What is required =>
The records that follow must be reproduced in full, exactly as written.
====== Data to process
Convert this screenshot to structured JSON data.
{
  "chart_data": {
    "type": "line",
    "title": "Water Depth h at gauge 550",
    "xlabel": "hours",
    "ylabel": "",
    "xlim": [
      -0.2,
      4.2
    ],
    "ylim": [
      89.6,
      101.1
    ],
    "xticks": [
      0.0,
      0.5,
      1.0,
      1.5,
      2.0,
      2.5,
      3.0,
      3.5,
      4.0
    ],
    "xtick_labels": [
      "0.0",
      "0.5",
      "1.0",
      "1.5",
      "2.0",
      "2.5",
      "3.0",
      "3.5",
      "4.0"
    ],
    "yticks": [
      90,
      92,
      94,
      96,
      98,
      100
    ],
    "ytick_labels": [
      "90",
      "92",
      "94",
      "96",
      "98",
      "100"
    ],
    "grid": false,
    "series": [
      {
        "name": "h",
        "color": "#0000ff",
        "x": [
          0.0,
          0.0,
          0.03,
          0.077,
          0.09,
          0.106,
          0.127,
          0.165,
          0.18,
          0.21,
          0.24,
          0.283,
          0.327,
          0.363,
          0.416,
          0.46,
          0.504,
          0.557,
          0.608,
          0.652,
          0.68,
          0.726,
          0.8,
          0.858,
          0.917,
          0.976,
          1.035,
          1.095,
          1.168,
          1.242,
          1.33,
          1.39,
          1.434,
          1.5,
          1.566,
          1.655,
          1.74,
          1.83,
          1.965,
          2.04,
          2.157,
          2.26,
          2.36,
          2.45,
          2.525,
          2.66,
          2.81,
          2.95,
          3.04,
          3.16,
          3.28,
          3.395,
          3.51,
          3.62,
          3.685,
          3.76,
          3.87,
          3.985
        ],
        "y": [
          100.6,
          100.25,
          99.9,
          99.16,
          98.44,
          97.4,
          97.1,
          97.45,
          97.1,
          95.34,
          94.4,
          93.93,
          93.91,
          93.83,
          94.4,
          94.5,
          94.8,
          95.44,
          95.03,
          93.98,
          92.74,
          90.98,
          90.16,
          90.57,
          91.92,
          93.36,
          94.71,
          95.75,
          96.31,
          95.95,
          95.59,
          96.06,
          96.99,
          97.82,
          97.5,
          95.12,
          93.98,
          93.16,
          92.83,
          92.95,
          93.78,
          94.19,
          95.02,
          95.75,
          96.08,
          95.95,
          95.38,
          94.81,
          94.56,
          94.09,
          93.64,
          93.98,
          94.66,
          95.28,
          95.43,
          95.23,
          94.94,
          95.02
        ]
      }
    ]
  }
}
============
Solution to the problem =>
Convert this screenshot to structured JSON data.
{
  "chart_data": {
    "type": "line",
    "title": "Water Depth h at gauge 550",
    "xlabel": "hours",
    "ylabel": "",
    "xlim": [
      -0.2,
      4.2
    ],
    "ylim": [
      89.6,
      101.1
    ],
    "xticks": [
      0.0,
      0.5,
      1.0,
      1.5,
      2.0,
      2.5,
      3.0,
      3.5,
      4.0
    ],
    "xtick_labels": [
      "0.0",
      "0.5",
      "1.0",
      "1.5",
      "2.0",
      "2.5",
      "3.0",
      "3.5",
      "4.0"
    ],
    "yticks": [
      90,
      92,
      94,
      96,
      98,
      100
    ],
    "ytick_labels": [
      "90",
      "92",
      "94",
      "96",
      "98",
      "100"
    ],
    "grid": false,
    "series": [
      {
        "name": "h",
        "color": "#0000ff",
        "x": [
          0.0,
          0.0,
          0.03,
          0.077,
          0.09,
          0.106,
          0.127,
          0.165,
          0.18,
          0.21,
          0.24,
          0.283,
          0.327,
          0.363,
          0.416,
          0.46,
          0.504,
          0.557,
          0.608,
          0.652,
          0.68,
          0.726,
          0.8,
          0.858,
          0.917,
          0.976,
          1.035,
          1.095,
          1.168,
          1.242,
          1.33,
          1.39,
          1.434,
          1.5,
          1.566,
          1.655,
          1.74,
          1.83,
          1.965,
          2.04,
          2.157,
          2.26,
          2.36,
          2.45,
          2.525,
          2.66,
          2.81,
          2.95,
          3.04,
          3.16,
          3.28,
          3.395,
          3.51,
          3.62,
          3.685,
          3.76,
          3.87,
          3.985
        ],
        "y": [
          100.6,
          100.25,
          99.9,
          99.16,
          98.44,
          97.4,
          97.1,
          97.45,
          97.1,
          95.34,
          94.4,
          93.93,
          93.91,
          93.83,
          94.4,
          94.5,
          94.8,
          95.44,
          95.03,
          93.98,
          92.74,
          90.98,
          90.16,
          90.57,
          91.92,
          93.36,
          94.71,
          95.75,
          96.31,
          95.95,
          95.59,
          96.06,
          96.99,
          97.82,
          97.5,
          95.12,
          93.98,
          93.16,
          92.83,
          92.95,
          93.78,
          94.19,
          95.02,
          95.75,
          96.08,
          95.95,
          95.38,
          94.81,
          94.56,
          94.09,
          93.64,
          93.98,
          94.66,
          95.28,
          95.43,
          95.23,
          94.94,
          95.02
        ]
      }
    ]
  }
}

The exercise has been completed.